> **DO THIS**
Could you give these items again, substituting "enclosing rectangle" for "bounding box" and leaving everything else unchanged?

BEGIN EXERCISE INPUT

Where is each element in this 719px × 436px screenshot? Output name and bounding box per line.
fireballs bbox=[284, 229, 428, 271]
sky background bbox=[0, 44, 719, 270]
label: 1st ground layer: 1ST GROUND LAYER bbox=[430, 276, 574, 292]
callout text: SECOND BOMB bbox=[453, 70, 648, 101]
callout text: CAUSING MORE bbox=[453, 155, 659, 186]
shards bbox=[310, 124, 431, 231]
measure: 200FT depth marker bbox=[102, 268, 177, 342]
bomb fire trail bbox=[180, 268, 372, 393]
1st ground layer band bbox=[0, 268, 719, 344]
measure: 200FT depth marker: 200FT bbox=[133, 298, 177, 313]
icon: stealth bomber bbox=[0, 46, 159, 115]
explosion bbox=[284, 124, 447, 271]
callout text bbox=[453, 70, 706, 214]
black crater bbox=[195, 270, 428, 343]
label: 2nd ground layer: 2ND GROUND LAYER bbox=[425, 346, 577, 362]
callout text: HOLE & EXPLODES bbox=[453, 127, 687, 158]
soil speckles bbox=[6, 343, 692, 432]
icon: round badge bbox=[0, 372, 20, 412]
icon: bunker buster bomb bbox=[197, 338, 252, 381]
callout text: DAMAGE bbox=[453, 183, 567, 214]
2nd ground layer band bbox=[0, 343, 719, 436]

END EXERCISE INPUT

> **WRITTEN SOLUTION**
Where is each element in this 719px × 436px screenshot? Output name and enclosing rectangle per line.
fireballs bbox=[284, 229, 428, 271]
sky background bbox=[0, 44, 719, 270]
label: 1st ground layer: 1ST GROUND LAYER bbox=[430, 276, 574, 292]
callout text: SECOND BOMB bbox=[453, 70, 648, 101]
callout text: CAUSING MORE bbox=[453, 155, 659, 186]
shards bbox=[310, 124, 431, 231]
measure: 200FT depth marker bbox=[102, 268, 177, 342]
bomb fire trail bbox=[180, 268, 372, 393]
1st ground layer band bbox=[0, 268, 719, 344]
measure: 200FT depth marker: 200FT bbox=[133, 298, 177, 313]
icon: stealth bomber bbox=[0, 46, 159, 115]
explosion bbox=[284, 124, 447, 271]
callout text bbox=[453, 70, 706, 214]
black crater bbox=[195, 270, 428, 343]
label: 2nd ground layer: 2ND GROUND LAYER bbox=[425, 346, 577, 362]
callout text: HOLE & EXPLODES bbox=[453, 127, 687, 158]
soil speckles bbox=[6, 343, 692, 432]
icon: round badge bbox=[0, 372, 20, 412]
icon: bunker buster bomb bbox=[197, 338, 252, 381]
callout text: DAMAGE bbox=[453, 183, 567, 214]
2nd ground layer band bbox=[0, 343, 719, 436]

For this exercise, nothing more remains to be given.